Problem requirements = In the entries below, find the lines with the word "neighbors" and copy them.

Records =
####################

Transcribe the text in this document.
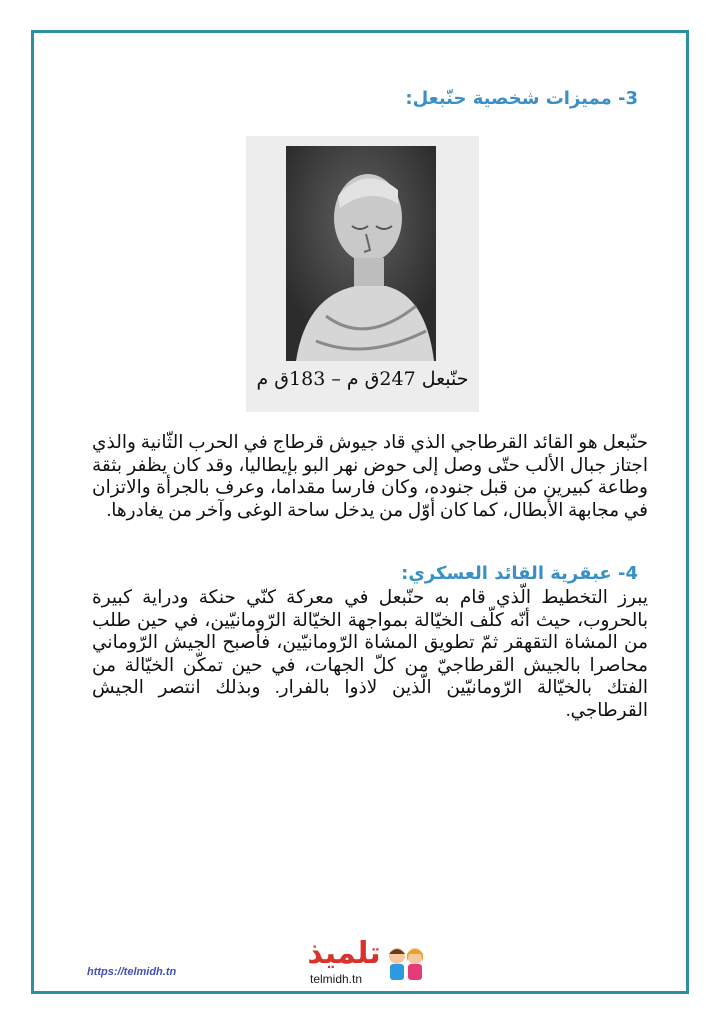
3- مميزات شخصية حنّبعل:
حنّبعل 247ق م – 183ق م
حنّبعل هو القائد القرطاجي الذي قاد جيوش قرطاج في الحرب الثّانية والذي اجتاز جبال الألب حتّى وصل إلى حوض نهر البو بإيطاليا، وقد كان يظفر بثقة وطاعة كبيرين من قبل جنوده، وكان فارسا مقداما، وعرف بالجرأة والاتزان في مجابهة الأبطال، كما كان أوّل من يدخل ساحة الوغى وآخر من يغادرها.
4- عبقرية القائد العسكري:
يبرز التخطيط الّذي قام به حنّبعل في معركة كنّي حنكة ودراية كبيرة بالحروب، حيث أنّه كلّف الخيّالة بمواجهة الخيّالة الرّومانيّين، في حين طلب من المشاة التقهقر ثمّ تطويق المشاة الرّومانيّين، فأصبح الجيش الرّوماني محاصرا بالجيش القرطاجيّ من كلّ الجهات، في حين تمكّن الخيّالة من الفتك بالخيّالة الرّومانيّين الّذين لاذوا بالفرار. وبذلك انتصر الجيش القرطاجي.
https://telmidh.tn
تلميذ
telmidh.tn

####################

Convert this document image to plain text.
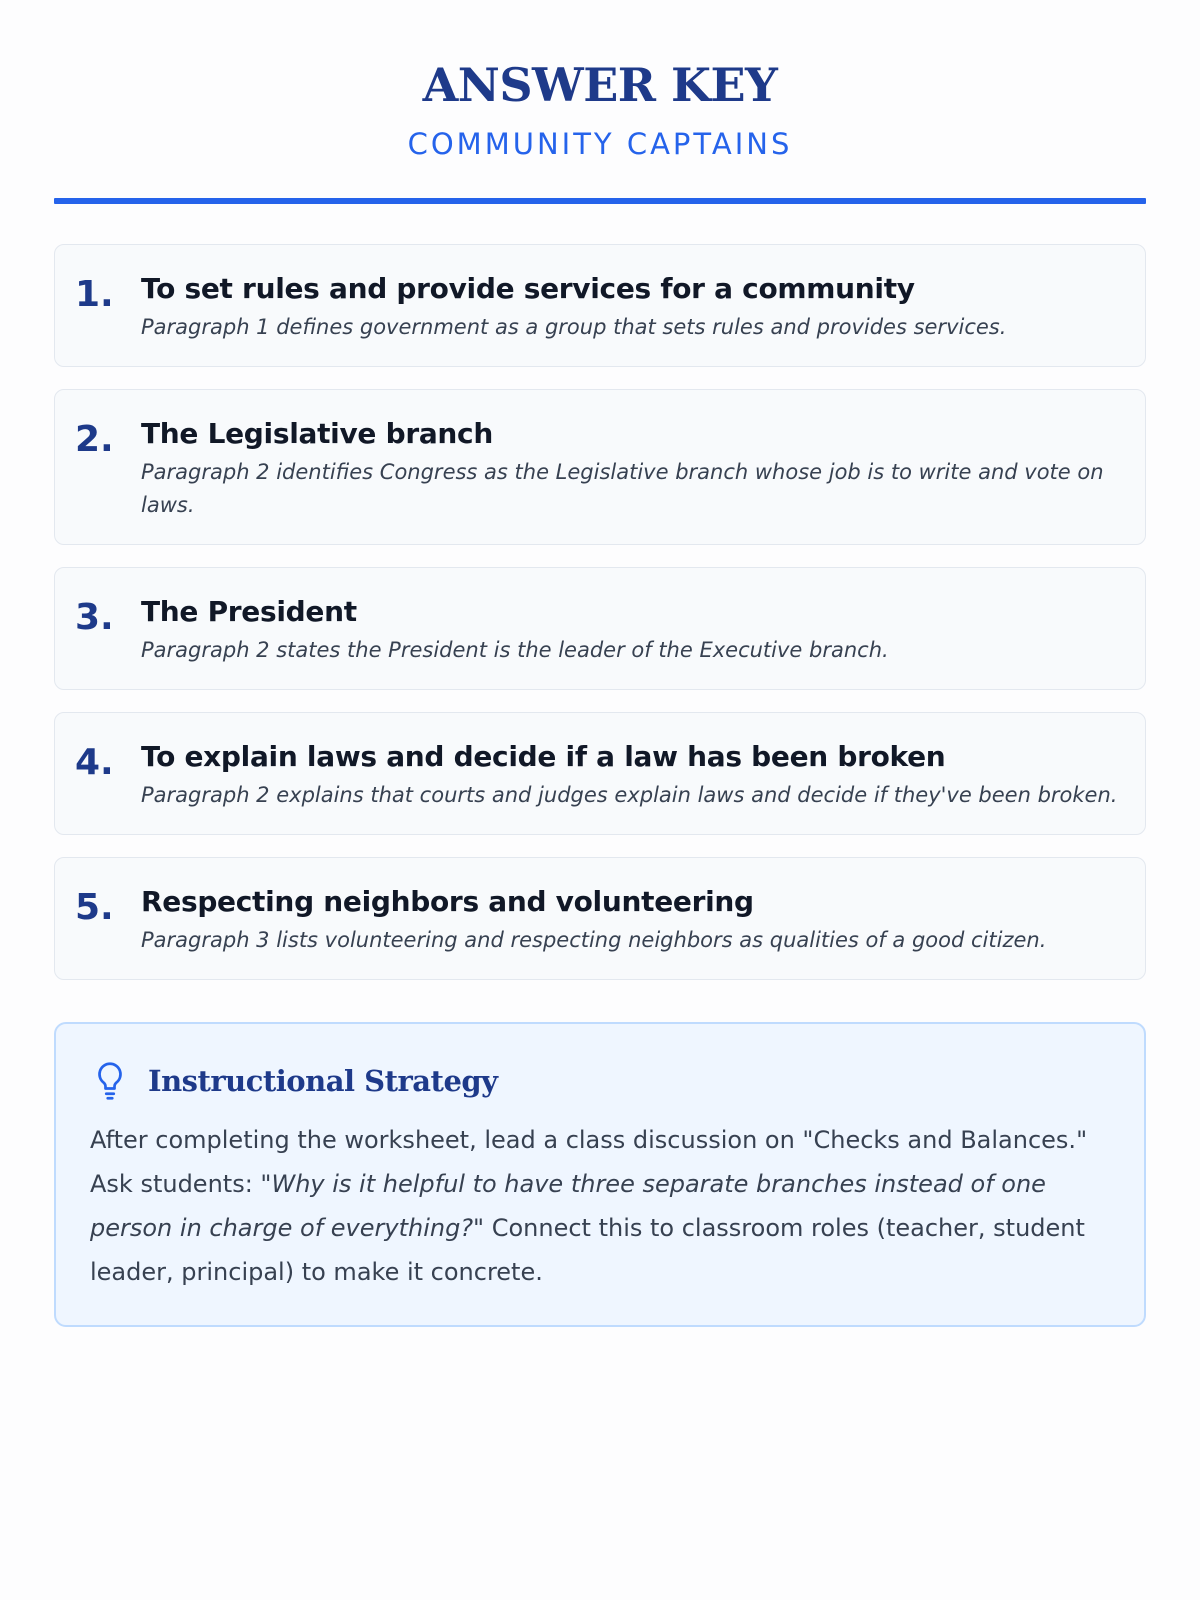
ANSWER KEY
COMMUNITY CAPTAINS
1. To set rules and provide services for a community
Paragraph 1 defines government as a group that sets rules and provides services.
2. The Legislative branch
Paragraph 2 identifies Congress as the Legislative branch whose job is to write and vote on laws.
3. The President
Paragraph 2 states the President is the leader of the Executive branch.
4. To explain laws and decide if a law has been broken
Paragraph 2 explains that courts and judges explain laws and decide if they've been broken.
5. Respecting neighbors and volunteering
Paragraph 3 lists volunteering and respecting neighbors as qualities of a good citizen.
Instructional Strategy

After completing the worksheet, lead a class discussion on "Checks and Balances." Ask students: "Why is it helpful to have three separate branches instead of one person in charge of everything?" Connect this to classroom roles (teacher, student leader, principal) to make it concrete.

####################

Answer for this exercise =
5. Respecting neighbors and volunteering
Paragraph 3 lists volunteering and respecting neighbors as qualities of a good citizen.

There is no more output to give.